WHAT THE EXERCISE ASKS: Write out all the entries word for word and omit any pictures.

DATA SHOWN:
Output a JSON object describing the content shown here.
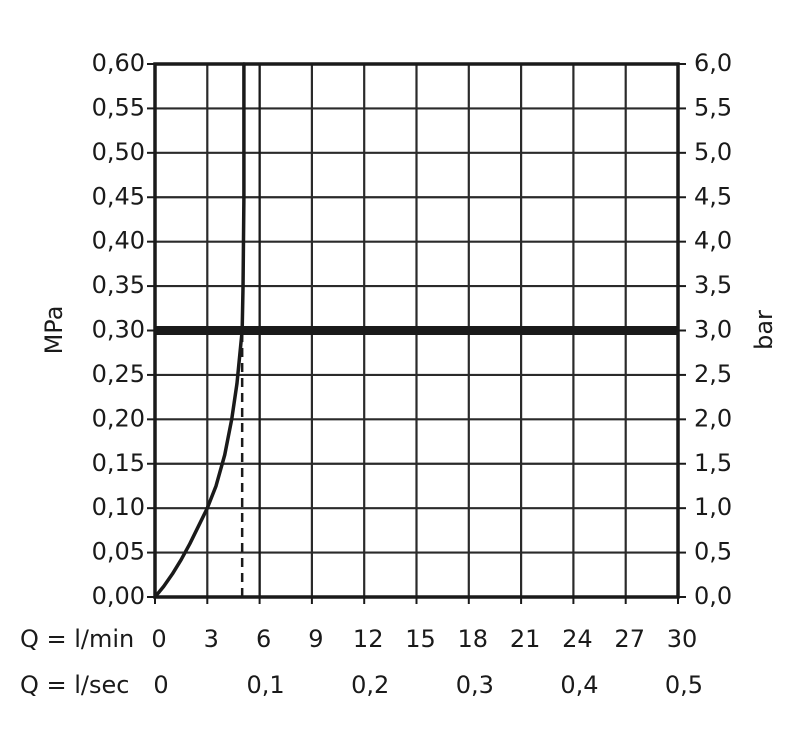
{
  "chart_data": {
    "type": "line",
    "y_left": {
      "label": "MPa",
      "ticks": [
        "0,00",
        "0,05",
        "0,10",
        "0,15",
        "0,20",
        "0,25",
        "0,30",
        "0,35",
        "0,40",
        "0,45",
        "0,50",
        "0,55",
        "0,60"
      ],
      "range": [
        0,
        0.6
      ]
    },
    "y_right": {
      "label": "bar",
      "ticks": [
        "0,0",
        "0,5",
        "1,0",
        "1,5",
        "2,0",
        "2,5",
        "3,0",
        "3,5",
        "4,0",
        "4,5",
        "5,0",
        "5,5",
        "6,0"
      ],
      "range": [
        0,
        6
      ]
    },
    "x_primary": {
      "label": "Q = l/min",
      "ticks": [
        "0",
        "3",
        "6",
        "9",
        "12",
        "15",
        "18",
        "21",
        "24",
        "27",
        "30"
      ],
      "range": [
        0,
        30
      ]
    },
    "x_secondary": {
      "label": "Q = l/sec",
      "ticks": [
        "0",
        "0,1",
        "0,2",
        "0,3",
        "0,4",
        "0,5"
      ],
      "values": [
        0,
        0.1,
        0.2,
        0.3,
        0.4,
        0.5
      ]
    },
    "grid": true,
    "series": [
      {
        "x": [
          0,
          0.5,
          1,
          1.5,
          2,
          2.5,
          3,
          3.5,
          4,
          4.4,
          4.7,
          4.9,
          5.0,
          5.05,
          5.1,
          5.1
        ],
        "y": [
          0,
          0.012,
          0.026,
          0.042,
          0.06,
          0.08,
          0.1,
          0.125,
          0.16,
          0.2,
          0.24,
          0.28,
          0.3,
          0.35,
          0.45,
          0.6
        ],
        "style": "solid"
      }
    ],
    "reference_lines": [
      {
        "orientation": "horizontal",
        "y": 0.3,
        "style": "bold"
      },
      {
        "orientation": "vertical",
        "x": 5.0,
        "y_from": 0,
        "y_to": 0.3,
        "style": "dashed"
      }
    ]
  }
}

COMPLETE OUTPUT:
Output a JSON object describing the content shown here.
{
  "chart_data": {
    "type": "line",
    "y_left": {
      "label": "MPa",
      "ticks": [
        "0,00",
        "0,05",
        "0,10",
        "0,15",
        "0,20",
        "0,25",
        "0,30",
        "0,35",
        "0,40",
        "0,45",
        "0,50",
        "0,55",
        "0,60"
      ],
      "range": [
        0,
        0.6
      ]
    },
    "y_right": {
      "label": "bar",
      "ticks": [
        "0,0",
        "0,5",
        "1,0",
        "1,5",
        "2,0",
        "2,5",
        "3,0",
        "3,5",
        "4,0",
        "4,5",
        "5,0",
        "5,5",
        "6,0"
      ],
      "range": [
        0,
        6
      ]
    },
    "x_primary": {
      "label": "Q = l/min",
      "ticks": [
        "0",
        "3",
        "6",
        "9",
        "12",
        "15",
        "18",
        "21",
        "24",
        "27",
        "30"
      ],
      "range": [
        0,
        30
      ]
    },
    "x_secondary": {
      "label": "Q = l/sec",
      "ticks": [
        "0",
        "0,1",
        "0,2",
        "0,3",
        "0,4",
        "0,5"
      ],
      "values": [
        0,
        0.1,
        0.2,
        0.3,
        0.4,
        0.5
      ]
    },
    "grid": true,
    "series": [
      {
        "x": [
          0,
          0.5,
          1,
          1.5,
          2,
          2.5,
          3,
          3.5,
          4,
          4.4,
          4.7,
          4.9,
          5.0,
          5.05,
          5.1,
          5.1
        ],
        "y": [
          0,
          0.012,
          0.026,
          0.042,
          0.06,
          0.08,
          0.1,
          0.125,
          0.16,
          0.2,
          0.24,
          0.28,
          0.3,
          0.35,
          0.45,
          0.6
        ],
        "style": "solid"
      }
    ],
    "reference_lines": [
      {
        "orientation": "horizontal",
        "y": 0.3,
        "style": "bold"
      },
      {
        "orientation": "vertical",
        "x": 5.0,
        "y_from": 0,
        "y_to": 0.3,
        "style": "dashed"
      }
    ]
  }
}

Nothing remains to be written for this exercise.